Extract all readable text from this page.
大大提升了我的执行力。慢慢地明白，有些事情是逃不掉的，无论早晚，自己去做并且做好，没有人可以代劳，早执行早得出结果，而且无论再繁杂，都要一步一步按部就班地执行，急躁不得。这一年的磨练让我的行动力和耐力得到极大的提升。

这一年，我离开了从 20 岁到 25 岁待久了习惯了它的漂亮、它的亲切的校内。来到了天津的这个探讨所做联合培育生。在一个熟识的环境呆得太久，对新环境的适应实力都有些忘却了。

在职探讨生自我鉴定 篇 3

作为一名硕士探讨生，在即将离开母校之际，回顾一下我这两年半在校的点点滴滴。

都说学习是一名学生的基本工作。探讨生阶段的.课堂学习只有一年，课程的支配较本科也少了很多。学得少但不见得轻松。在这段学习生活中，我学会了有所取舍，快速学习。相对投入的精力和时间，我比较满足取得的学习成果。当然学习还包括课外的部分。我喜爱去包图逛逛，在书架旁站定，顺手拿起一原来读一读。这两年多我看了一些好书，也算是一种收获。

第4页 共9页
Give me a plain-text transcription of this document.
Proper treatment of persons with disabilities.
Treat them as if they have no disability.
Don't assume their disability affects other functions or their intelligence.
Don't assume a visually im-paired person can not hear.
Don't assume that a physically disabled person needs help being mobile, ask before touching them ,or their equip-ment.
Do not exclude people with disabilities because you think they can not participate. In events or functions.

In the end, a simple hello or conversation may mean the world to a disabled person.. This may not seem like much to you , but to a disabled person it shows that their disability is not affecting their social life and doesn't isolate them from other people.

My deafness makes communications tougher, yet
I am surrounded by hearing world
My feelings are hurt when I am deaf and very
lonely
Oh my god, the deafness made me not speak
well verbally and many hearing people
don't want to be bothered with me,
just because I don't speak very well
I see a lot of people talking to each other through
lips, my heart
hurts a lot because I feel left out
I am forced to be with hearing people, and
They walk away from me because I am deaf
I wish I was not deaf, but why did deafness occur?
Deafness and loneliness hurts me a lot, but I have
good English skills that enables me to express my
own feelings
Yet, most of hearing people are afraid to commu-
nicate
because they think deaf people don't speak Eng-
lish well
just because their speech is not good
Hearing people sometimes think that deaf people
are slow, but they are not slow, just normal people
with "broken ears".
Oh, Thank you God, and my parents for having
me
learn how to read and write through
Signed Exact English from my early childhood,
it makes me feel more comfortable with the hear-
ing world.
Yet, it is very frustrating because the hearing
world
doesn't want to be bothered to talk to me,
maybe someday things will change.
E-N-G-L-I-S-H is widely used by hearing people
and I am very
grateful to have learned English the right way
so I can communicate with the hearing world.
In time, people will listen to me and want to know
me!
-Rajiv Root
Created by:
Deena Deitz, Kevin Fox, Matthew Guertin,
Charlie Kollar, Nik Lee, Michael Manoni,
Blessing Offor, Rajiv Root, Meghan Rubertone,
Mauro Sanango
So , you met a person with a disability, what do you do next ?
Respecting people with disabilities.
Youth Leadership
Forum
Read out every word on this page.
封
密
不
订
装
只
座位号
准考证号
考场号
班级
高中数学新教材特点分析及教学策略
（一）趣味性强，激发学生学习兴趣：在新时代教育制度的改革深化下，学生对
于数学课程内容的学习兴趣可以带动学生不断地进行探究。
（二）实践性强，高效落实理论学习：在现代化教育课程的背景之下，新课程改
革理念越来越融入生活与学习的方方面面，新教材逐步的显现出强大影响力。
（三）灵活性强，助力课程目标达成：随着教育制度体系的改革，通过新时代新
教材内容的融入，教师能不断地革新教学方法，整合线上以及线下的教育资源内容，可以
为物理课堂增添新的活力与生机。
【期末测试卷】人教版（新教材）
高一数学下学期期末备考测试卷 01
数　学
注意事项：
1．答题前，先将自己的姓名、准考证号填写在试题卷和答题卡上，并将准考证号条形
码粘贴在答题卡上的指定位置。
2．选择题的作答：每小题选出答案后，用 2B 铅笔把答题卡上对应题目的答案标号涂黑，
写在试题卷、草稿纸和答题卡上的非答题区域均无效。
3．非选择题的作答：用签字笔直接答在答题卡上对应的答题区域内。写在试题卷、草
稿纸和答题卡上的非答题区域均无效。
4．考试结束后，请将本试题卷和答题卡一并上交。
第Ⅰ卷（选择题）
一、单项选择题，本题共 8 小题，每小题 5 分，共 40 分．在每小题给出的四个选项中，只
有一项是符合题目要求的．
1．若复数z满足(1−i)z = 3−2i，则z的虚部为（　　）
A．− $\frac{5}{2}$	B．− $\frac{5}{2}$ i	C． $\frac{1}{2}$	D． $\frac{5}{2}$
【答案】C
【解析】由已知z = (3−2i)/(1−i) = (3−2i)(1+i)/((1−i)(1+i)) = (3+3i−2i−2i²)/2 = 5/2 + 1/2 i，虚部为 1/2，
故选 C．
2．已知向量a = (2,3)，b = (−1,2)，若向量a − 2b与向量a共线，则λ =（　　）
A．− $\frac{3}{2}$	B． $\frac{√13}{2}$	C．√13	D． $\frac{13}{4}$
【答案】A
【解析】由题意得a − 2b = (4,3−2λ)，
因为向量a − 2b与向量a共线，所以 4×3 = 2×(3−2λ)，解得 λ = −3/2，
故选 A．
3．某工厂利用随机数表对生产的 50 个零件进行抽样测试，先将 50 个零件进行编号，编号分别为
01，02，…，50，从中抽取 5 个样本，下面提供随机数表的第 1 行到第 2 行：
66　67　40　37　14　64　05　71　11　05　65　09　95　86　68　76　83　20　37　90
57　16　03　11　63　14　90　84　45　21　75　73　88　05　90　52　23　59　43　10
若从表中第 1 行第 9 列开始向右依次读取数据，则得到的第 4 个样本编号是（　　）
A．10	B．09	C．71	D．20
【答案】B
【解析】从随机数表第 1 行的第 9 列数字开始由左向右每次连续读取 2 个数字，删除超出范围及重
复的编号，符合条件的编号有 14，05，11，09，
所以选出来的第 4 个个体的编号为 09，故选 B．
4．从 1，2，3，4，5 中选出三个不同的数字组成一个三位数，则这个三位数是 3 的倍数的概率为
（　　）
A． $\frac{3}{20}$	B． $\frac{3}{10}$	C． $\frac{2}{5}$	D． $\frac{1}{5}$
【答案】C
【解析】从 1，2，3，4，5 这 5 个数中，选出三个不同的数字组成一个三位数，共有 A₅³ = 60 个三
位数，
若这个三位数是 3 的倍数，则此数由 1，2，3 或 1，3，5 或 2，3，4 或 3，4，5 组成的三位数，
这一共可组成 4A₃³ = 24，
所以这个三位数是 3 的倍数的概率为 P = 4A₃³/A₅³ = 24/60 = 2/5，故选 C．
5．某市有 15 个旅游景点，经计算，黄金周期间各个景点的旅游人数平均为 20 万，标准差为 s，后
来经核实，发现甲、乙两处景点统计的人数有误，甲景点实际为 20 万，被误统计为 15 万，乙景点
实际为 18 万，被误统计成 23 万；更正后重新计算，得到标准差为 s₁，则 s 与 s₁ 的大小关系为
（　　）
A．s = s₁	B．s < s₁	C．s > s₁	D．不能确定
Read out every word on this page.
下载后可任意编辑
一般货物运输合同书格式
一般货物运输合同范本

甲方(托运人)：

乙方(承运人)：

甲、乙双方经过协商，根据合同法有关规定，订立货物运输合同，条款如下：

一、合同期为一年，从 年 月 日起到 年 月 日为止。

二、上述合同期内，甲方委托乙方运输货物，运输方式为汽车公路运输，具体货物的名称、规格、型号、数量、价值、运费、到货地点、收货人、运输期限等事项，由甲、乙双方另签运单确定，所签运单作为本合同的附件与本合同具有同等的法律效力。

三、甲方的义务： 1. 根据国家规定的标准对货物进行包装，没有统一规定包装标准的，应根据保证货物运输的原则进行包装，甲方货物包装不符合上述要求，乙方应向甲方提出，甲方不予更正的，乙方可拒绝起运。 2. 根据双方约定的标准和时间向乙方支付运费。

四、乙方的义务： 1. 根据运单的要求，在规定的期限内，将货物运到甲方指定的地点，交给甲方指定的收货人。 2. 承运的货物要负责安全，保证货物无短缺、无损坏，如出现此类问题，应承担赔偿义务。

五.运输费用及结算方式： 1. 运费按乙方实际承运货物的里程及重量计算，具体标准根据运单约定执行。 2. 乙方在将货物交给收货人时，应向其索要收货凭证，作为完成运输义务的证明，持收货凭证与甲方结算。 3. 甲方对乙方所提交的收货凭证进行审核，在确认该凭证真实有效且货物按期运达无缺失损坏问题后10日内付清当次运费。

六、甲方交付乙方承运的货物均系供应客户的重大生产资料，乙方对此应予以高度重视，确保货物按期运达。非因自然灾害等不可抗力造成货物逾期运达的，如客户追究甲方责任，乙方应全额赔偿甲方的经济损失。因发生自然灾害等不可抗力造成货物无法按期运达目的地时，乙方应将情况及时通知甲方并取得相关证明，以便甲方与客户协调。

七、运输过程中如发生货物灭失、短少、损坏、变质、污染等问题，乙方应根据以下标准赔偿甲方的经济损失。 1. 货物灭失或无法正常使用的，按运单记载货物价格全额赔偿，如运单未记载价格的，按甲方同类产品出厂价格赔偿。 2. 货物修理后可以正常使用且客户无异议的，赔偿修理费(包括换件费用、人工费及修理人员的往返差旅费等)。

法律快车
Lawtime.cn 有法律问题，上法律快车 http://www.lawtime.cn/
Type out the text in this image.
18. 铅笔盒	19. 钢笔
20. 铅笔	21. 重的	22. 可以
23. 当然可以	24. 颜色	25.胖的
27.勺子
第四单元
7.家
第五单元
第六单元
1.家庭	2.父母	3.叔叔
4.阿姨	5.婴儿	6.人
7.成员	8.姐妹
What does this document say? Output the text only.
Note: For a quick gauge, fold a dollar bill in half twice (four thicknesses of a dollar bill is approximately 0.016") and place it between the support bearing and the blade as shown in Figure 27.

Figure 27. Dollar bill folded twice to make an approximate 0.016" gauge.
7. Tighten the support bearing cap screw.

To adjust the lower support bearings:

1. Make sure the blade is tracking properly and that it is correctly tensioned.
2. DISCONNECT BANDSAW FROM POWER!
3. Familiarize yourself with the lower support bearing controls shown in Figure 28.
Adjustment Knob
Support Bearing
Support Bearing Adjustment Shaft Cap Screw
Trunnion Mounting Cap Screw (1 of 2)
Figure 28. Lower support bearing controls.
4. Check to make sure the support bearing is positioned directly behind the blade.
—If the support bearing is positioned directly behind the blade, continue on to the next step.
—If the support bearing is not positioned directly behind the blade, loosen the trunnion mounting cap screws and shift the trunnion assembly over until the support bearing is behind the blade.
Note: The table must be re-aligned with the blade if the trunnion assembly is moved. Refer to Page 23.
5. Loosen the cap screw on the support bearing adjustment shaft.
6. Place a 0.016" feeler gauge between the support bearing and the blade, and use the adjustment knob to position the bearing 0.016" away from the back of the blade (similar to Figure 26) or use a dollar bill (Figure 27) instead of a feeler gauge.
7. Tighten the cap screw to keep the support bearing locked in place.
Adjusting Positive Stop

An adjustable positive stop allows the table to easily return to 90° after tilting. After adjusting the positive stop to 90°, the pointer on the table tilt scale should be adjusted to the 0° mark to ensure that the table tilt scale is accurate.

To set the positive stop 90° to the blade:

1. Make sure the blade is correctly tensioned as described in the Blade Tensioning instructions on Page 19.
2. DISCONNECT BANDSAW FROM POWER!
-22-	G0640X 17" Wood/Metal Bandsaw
____________________
• [REQUIREMENTS]
State the number of lines holding the word "text" in the listing. Add nothing else.

• [REPLY TO THE EXERCISE]
4